### Extracted data
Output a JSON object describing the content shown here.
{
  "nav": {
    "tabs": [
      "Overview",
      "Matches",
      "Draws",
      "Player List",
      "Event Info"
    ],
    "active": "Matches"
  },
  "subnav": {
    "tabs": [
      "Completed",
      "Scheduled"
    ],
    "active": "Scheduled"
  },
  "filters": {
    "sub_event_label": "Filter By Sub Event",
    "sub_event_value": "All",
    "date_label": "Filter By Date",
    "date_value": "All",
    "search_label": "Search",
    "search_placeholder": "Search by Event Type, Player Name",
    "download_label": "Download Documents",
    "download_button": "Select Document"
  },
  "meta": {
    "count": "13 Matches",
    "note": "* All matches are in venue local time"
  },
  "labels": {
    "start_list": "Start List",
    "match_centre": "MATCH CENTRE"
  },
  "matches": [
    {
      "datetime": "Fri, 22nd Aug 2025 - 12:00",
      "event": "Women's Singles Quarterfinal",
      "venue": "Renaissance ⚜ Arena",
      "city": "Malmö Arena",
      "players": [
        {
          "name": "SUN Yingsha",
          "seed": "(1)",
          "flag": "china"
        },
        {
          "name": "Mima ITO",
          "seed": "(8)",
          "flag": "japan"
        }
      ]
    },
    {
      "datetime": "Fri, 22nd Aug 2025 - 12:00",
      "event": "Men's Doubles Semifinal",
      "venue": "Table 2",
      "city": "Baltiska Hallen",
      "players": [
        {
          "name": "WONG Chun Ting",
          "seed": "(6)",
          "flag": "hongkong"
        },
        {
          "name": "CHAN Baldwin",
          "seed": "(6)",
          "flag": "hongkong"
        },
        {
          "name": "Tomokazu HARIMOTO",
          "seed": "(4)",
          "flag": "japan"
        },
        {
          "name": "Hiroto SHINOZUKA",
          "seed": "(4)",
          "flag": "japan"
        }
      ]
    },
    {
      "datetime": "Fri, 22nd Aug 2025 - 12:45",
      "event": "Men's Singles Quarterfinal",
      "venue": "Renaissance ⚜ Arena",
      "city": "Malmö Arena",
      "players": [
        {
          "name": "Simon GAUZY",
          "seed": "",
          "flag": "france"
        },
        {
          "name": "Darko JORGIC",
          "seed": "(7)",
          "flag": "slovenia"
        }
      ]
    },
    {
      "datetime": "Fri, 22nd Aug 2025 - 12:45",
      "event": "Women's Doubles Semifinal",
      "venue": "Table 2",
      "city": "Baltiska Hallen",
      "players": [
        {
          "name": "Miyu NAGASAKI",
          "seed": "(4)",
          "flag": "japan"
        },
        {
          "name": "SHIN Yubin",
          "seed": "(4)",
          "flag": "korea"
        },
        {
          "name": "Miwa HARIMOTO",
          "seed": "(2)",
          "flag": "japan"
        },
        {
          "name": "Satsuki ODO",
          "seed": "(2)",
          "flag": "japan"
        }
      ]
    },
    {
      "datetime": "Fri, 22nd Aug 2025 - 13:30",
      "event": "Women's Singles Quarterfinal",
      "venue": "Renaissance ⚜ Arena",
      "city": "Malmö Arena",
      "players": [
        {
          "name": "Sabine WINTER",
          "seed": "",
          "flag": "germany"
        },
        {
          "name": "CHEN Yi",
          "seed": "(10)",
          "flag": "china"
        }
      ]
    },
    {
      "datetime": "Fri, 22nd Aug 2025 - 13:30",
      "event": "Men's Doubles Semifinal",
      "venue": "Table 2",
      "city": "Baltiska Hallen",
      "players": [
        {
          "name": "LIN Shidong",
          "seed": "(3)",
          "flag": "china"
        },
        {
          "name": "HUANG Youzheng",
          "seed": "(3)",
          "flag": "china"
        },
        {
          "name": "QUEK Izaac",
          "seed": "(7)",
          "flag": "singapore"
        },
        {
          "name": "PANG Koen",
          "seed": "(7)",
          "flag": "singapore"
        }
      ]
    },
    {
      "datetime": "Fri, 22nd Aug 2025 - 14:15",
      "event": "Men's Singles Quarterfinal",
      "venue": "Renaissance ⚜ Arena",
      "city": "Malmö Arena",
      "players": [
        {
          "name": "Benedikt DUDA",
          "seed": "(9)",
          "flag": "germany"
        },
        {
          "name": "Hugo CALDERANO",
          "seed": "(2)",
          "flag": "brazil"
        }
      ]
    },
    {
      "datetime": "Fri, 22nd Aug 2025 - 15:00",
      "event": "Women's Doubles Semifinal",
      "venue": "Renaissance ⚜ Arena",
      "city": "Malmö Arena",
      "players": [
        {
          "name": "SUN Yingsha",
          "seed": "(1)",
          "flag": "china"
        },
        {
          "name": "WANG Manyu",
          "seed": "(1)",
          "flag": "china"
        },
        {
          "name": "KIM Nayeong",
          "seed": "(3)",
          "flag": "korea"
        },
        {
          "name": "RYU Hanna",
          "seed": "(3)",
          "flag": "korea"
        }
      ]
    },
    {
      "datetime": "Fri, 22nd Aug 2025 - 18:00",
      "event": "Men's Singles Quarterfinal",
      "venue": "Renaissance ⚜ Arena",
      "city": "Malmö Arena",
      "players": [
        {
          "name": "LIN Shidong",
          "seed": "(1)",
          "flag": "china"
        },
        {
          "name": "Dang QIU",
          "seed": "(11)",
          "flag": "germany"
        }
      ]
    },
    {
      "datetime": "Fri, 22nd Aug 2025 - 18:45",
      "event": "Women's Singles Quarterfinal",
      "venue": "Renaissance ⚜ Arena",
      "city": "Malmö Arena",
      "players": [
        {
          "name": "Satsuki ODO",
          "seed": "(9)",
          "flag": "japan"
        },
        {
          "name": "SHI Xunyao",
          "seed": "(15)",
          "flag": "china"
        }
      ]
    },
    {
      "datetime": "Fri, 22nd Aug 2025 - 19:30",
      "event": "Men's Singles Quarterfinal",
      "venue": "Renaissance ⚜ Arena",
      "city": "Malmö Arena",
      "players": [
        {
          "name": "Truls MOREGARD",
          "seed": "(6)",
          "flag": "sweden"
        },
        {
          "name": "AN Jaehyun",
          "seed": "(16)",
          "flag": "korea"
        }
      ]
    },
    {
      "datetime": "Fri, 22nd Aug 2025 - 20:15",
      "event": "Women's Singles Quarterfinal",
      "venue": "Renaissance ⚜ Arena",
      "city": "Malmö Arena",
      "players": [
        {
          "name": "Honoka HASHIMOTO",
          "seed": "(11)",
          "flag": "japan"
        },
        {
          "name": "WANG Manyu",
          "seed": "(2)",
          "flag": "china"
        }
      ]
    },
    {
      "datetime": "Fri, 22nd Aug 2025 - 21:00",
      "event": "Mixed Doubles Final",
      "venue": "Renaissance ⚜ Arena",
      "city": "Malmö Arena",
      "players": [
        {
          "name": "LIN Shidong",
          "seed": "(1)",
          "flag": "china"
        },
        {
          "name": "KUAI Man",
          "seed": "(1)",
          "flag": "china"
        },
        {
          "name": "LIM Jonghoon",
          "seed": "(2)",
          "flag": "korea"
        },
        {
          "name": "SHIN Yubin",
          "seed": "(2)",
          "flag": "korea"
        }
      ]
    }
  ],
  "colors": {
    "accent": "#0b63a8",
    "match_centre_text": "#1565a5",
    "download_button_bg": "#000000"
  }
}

### Task to complete
Transcribe every entry exactly.

### Solution to the exercise
Output a JSON object describing the content shown here.
{
  "nav": {
    "tabs": [
      "Overview",
      "Matches",
      "Draws",
      "Player List",
      "Event Info"
    ],
    "active": "Matches"
  },
  "subnav": {
    "tabs": [
      "Completed",
      "Scheduled"
    ],
    "active": "Scheduled"
  },
  "filters": {
    "sub_event_label": "Filter By Sub Event",
    "sub_event_value": "All",
    "date_label": "Filter By Date",
    "date_value": "All",
    "search_label": "Search",
    "search_placeholder": "Search by Event Type, Player Name",
    "download_label": "Download Documents",
    "download_button": "Select Document"
  },
  "meta": {
    "count": "13 Matches",
    "note": "* All matches are in venue local time"
  },
  "labels": {
    "start_list": "Start List",
    "match_centre": "MATCH CENTRE"
  },
  "matches": [
    {
      "datetime": "Fri, 22nd Aug 2025 - 12:00",
      "event": "Women's Singles Quarterfinal",
      "venue": "Renaissance ⚜ Arena",
      "city": "Malmö Arena",
      "players": [
        {
          "name": "SUN Yingsha",
          "seed": "(1)",
          "flag": "china"
        },
        {
          "name": "Mima ITO",
          "seed": "(8)",
          "flag": "japan"
        }
      ]
    },
    {
      "datetime": "Fri, 22nd Aug 2025 - 12:00",
      "event": "Men's Doubles Semifinal",
      "venue": "Table 2",
      "city": "Baltiska Hallen",
      "players": [
        {
          "name": "WONG Chun Ting",
          "seed": "(6)",
          "flag": "hongkong"
        },
        {
          "name": "CHAN Baldwin",
          "seed": "(6)",
          "flag": "hongkong"
        },
        {
          "name": "Tomokazu HARIMOTO",
          "seed": "(4)",
          "flag": "japan"
        },
        {
          "name": "Hiroto SHINOZUKA",
          "seed": "(4)",
          "flag": "japan"
        }
      ]
    },
    {
      "datetime": "Fri, 22nd Aug 2025 - 12:45",
      "event": "Men's Singles Quarterfinal",
      "venue": "Renaissance ⚜ Arena",
      "city": "Malmö Arena",
      "players": [
        {
          "name": "Simon GAUZY",
          "seed": "",
          "flag": "france"
        },
        {
          "name": "Darko JORGIC",
          "seed": "(7)",
          "flag": "slovenia"
        }
      ]
    },
    {
      "datetime": "Fri, 22nd Aug 2025 - 12:45",
      "event": "Women's Doubles Semifinal",
      "venue": "Table 2",
      "city": "Baltiska Hallen",
      "players": [
        {
          "name": "Miyu NAGASAKI",
          "seed": "(4)",
          "flag": "japan"
        },
        {
          "name": "SHIN Yubin",
          "seed": "(4)",
          "flag": "korea"
        },
        {
          "name": "Miwa HARIMOTO",
          "seed": "(2)",
          "flag": "japan"
        },
        {
          "name": "Satsuki ODO",
          "seed": "(2)",
          "flag": "japan"
        }
      ]
    },
    {
      "datetime": "Fri, 22nd Aug 2025 - 13:30",
      "event": "Women's Singles Quarterfinal",
      "venue": "Renaissance ⚜ Arena",
      "city": "Malmö Arena",
      "players": [
        {
          "name": "Sabine WINTER",
          "seed": "",
          "flag": "germany"
        },
        {
          "name": "CHEN Yi",
          "seed": "(10)",
          "flag": "china"
        }
      ]
    },
    {
      "datetime": "Fri, 22nd Aug 2025 - 13:30",
      "event": "Men's Doubles Semifinal",
      "venue": "Table 2",
      "city": "Baltiska Hallen",
      "players": [
        {
          "name": "LIN Shidong",
          "seed": "(3)",
          "flag": "china"
        },
        {
          "name": "HUANG Youzheng",
          "seed": "(3)",
          "flag": "china"
        },
        {
          "name": "QUEK Izaac",
          "seed": "(7)",
          "flag": "singapore"
        },
        {
          "name": "PANG Koen",
          "seed": "(7)",
          "flag": "singapore"
        }
      ]
    },
    {
      "datetime": "Fri, 22nd Aug 2025 - 14:15",
      "event": "Men's Singles Quarterfinal",
      "venue": "Renaissance ⚜ Arena",
      "city": "Malmö Arena",
      "players": [
        {
          "name": "Benedikt DUDA",
          "seed": "(9)",
          "flag": "germany"
        },
        {
          "name": "Hugo CALDERANO",
          "seed": "(2)",
          "flag": "brazil"
        }
      ]
    },
    {
      "datetime": "Fri, 22nd Aug 2025 - 15:00",
      "event": "Women's Doubles Semifinal",
      "venue": "Renaissance ⚜ Arena",
      "city": "Malmö Arena",
      "players": [
        {
          "name": "SUN Yingsha",
          "seed": "(1)",
          "flag": "china"
        },
        {
          "name": "WANG Manyu",
          "seed": "(1)",
          "flag": "china"
        },
        {
          "name": "KIM Nayeong",
          "seed": "(3)",
          "flag": "korea"
        },
        {
          "name": "RYU Hanna",
          "seed": "(3)",
          "flag": "korea"
        }
      ]
    },
    {
      "datetime": "Fri, 22nd Aug 2025 - 18:00",
      "event": "Men's Singles Quarterfinal",
      "venue": "Renaissance ⚜ Arena",
      "city": "Malmö Arena",
      "players": [
        {
          "name": "LIN Shidong",
          "seed": "(1)",
          "flag": "china"
        },
        {
          "name": "Dang QIU",
          "seed": "(11)",
          "flag": "germany"
        }
      ]
    },
    {
      "datetime": "Fri, 22nd Aug 2025 - 18:45",
      "event": "Women's Singles Quarterfinal",
      "venue": "Renaissance ⚜ Arena",
      "city": "Malmö Arena",
      "players": [
        {
          "name": "Satsuki ODO",
          "seed": "(9)",
          "flag": "japan"
        },
        {
          "name": "SHI Xunyao",
          "seed": "(15)",
          "flag": "china"
        }
      ]
    },
    {
      "datetime": "Fri, 22nd Aug 2025 - 19:30",
      "event": "Men's Singles Quarterfinal",
      "venue": "Renaissance ⚜ Arena",
      "city": "Malmö Arena",
      "players": [
        {
          "name": "Truls MOREGARD",
          "seed": "(6)",
          "flag": "sweden"
        },
        {
          "name": "AN Jaehyun",
          "seed": "(16)",
          "flag": "korea"
        }
      ]
    },
    {
      "datetime": "Fri, 22nd Aug 2025 - 20:15",
      "event": "Women's Singles Quarterfinal",
      "venue": "Renaissance ⚜ Arena",
      "city": "Malmö Arena",
      "players": [
        {
          "name": "Honoka HASHIMOTO",
          "seed": "(11)",
          "flag": "japan"
        },
        {
          "name": "WANG Manyu",
          "seed": "(2)",
          "flag": "china"
        }
      ]
    },
    {
      "datetime": "Fri, 22nd Aug 2025 - 21:00",
      "event": "Mixed Doubles Final",
      "venue": "Renaissance ⚜ Arena",
      "city": "Malmö Arena",
      "players": [
        {
          "name": "LIN Shidong",
          "seed": "(1)",
          "flag": "china"
        },
        {
          "name": "KUAI Man",
          "seed": "(1)",
          "flag": "china"
        },
        {
          "name": "LIM Jonghoon",
          "seed": "(2)",
          "flag": "korea"
        },
        {
          "name": "SHIN Yubin",
          "seed": "(2)",
          "flag": "korea"
        }
      ]
    }
  ],
  "colors": {
    "accent": "#0b63a8",
    "match_centre_text": "#1565a5",
    "download_button_bg": "#000000"
  }
}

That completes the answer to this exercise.